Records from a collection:
=====
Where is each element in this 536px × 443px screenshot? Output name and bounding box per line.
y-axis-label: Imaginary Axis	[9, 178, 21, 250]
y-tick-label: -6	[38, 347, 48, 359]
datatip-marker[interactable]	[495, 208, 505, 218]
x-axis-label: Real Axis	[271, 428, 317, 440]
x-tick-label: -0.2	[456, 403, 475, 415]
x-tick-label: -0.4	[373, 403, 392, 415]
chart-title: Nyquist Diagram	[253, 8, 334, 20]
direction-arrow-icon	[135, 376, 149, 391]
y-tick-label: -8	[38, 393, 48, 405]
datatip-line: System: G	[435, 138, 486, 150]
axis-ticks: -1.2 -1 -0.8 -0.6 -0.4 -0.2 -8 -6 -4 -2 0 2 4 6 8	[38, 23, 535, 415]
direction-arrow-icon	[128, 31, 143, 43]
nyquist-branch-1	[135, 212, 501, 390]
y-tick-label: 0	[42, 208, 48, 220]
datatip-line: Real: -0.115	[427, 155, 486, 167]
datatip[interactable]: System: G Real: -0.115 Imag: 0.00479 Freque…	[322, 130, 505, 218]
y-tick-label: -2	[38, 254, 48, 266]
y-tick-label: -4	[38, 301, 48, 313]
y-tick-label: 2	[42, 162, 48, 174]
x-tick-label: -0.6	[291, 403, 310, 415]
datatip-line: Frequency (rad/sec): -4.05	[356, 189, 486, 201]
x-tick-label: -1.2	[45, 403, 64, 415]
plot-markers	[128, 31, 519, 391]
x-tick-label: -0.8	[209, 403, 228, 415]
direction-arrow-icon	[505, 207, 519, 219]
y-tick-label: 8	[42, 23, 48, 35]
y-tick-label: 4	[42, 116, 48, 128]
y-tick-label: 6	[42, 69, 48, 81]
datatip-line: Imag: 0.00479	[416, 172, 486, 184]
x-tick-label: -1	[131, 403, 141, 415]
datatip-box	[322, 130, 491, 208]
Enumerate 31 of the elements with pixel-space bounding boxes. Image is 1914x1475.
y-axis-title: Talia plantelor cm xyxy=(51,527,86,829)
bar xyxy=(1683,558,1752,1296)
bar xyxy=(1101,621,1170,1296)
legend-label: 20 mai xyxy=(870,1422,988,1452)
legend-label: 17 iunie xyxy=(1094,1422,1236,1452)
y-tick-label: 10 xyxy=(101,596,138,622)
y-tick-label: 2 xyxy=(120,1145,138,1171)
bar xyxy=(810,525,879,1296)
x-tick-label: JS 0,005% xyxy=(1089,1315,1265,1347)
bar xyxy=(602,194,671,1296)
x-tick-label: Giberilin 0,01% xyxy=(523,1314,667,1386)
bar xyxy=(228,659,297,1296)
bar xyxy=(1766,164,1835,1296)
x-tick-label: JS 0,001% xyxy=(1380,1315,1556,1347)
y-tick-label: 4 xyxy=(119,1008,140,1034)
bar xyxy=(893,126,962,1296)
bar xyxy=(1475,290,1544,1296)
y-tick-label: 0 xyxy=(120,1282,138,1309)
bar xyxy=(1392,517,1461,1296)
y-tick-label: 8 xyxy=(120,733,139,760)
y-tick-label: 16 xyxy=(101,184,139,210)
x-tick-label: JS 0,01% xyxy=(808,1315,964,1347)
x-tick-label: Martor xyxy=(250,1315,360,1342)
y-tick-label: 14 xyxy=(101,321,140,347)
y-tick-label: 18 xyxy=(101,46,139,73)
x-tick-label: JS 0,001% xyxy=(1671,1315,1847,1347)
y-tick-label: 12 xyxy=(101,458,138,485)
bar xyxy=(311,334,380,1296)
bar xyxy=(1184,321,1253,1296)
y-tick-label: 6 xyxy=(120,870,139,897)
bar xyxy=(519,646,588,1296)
=====
Please output all of the lines above verbatim, in the same order.

Output below |
Where is each element in this 536px × 443px screenshot? Output name and bounding box per line.
y-axis-label: Imaginary Axis	[9, 178, 21, 250]
y-tick-label: -6	[38, 347, 48, 359]
datatip-marker[interactable]	[495, 208, 505, 218]
x-axis-label: Real Axis	[271, 428, 317, 440]
x-tick-label: -0.2	[456, 403, 475, 415]
x-tick-label: -0.4	[373, 403, 392, 415]
chart-title: Nyquist Diagram	[253, 8, 334, 20]
direction-arrow-icon	[135, 376, 149, 391]
y-tick-label: -8	[38, 393, 48, 405]
datatip-line: System: G	[435, 138, 486, 150]
axis-ticks: -1.2 -1 -0.8 -0.6 -0.4 -0.2 -8 -6 -4 -2 0 2 4 6 8	[38, 23, 535, 415]
direction-arrow-icon	[128, 31, 143, 43]
nyquist-branch-1	[135, 212, 501, 390]
y-tick-label: 0	[42, 208, 48, 220]
datatip-line: Real: -0.115	[427, 155, 486, 167]
datatip[interactable]: System: G Real: -0.115 Imag: 0.00479 Freque…	[322, 130, 505, 218]
y-tick-label: -2	[38, 254, 48, 266]
y-tick-label: -4	[38, 301, 48, 313]
y-tick-label: 2	[42, 162, 48, 174]
x-tick-label: -0.6	[291, 403, 310, 415]
datatip-line: Frequency (rad/sec): -4.05	[356, 189, 486, 201]
x-tick-label: -1.2	[45, 403, 64, 415]
plot-markers	[128, 31, 519, 391]
x-tick-label: -0.8	[209, 403, 228, 415]
direction-arrow-icon	[505, 207, 519, 219]
y-tick-label: 8	[42, 23, 48, 35]
y-tick-label: 4	[42, 116, 48, 128]
y-tick-label: 6	[42, 69, 48, 81]
datatip-line: Imag: 0.00479	[416, 172, 486, 184]
x-tick-label: -1	[131, 403, 141, 415]
datatip-box	[322, 130, 491, 208]
Enumerate 31 of the elements with pixel-space bounding boxes. Image is 1914x1475.
y-axis-title: Talia plantelor cm xyxy=(51,527,86,829)
bar xyxy=(1683,558,1752,1296)
bar xyxy=(1101,621,1170,1296)
legend-label: 20 mai xyxy=(870,1422,988,1452)
legend-label: 17 iunie xyxy=(1094,1422,1236,1452)
y-tick-label: 10 xyxy=(101,596,138,622)
y-tick-label: 2 xyxy=(120,1145,138,1171)
bar xyxy=(810,525,879,1296)
x-tick-label: JS 0,005% xyxy=(1089,1315,1265,1347)
bar xyxy=(602,194,671,1296)
x-tick-label: Giberilin 0,01% xyxy=(523,1314,667,1386)
bar xyxy=(228,659,297,1296)
bar xyxy=(1766,164,1835,1296)
x-tick-label: JS 0,001% xyxy=(1380,1315,1556,1347)
y-tick-label: 4 xyxy=(119,1008,140,1034)
bar xyxy=(893,126,962,1296)
bar xyxy=(1475,290,1544,1296)
y-tick-label: 0 xyxy=(120,1282,138,1309)
bar xyxy=(1392,517,1461,1296)
y-tick-label: 8 xyxy=(120,733,139,760)
y-tick-label: 16 xyxy=(101,184,139,210)
x-tick-label: JS 0,01% xyxy=(808,1315,964,1347)
x-tick-label: Martor xyxy=(250,1315,360,1342)
y-tick-label: 14 xyxy=(101,321,140,347)
y-tick-label: 18 xyxy=(101,46,139,73)
x-tick-label: JS 0,001% xyxy=(1671,1315,1847,1347)
y-tick-label: 12 xyxy=(101,458,138,485)
bar xyxy=(311,334,380,1296)
bar xyxy=(1184,321,1253,1296)
y-tick-label: 6 xyxy=(120,870,139,897)
bar xyxy=(519,646,588,1296)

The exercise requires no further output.